_Task description_
Output all lines exactly.

_Supplied information_
========================

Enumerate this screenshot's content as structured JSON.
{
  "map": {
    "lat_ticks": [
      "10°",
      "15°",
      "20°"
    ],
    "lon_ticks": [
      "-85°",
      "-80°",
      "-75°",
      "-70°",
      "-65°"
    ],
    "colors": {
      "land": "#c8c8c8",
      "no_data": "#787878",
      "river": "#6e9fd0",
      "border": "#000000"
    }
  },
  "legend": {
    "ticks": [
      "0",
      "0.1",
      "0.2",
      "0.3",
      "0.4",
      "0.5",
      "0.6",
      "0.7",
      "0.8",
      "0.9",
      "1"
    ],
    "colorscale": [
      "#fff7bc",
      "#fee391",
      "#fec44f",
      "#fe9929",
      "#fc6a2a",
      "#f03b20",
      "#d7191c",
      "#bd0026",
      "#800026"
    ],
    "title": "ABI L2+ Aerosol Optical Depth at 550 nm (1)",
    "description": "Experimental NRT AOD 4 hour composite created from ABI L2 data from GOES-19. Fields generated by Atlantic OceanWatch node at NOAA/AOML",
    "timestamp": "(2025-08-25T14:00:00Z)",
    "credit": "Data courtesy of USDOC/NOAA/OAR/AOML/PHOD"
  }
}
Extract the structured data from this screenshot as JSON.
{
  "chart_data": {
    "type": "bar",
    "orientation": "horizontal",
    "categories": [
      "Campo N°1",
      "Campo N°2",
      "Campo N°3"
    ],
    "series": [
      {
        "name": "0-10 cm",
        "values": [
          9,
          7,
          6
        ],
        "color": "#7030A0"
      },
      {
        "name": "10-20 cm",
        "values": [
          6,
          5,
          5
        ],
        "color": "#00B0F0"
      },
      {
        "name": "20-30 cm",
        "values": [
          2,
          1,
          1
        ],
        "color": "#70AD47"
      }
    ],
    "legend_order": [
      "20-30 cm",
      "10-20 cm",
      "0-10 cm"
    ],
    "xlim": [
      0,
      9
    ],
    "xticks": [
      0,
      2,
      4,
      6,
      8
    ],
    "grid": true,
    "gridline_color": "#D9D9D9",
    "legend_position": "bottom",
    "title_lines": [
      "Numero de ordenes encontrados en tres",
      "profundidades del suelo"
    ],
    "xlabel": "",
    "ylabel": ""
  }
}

========================

_Answer for the task_
Enumerate this screenshot's content as structured JSON.
{
  "map": {
    "lat_ticks": [
      "10°",
      "15°",
      "20°"
    ],
    "lon_ticks": [
      "-85°",
      "-80°",
      "-75°",
      "-70°",
      "-65°"
    ],
    "colors": {
      "land": "#c8c8c8",
      "no_data": "#787878",
      "river": "#6e9fd0",
      "border": "#000000"
    }
  },
  "legend": {
    "ticks": [
      "0",
      "0.1",
      "0.2",
      "0.3",
      "0.4",
      "0.5",
      "0.6",
      "0.7",
      "0.8",
      "0.9",
      "1"
    ],
    "colorscale": [
      "#fff7bc",
      "#fee391",
      "#fec44f",
      "#fe9929",
      "#fc6a2a",
      "#f03b20",
      "#d7191c",
      "#bd0026",
      "#800026"
    ],
    "title": "ABI L2+ Aerosol Optical Depth at 550 nm (1)",
    "description": "Experimental NRT AOD 4 hour composite created from ABI L2 data from GOES-19. Fields generated by Atlantic OceanWatch node at NOAA/AOML",
    "timestamp": "(2025-08-25T14:00:00Z)",
    "credit": "Data courtesy of USDOC/NOAA/OAR/AOML/PHOD"
  }
}
Extract the structured data from this screenshot as JSON.
{
  "chart_data": {
    "type": "bar",
    "orientation": "horizontal",
    "categories": [
      "Campo N°1",
      "Campo N°2",
      "Campo N°3"
    ],
    "series": [
      {
        "name": "0-10 cm",
        "values": [
          9,
          7,
          6
        ],
        "color": "#7030A0"
      },
      {
        "name": "10-20 cm",
        "values": [
          6,
          5,
          5
        ],
        "color": "#00B0F0"
      },
      {
        "name": "20-30 cm",
        "values": [
          2,
          1,
          1
        ],
        "color": "#70AD47"
      }
    ],
    "legend_order": [
      "20-30 cm",
      "10-20 cm",
      "0-10 cm"
    ],
    "xlim": [
      0,
      9
    ],
    "xticks": [
      0,
      2,
      4,
      6,
      8
    ],
    "grid": true,
    "gridline_color": "#D9D9D9",
    "legend_position": "bottom",
    "title_lines": [
      "Numero de ordenes encontrados en tres",
      "profundidades del suelo"
    ],
    "xlabel": "",
    "ylabel": ""
  }
}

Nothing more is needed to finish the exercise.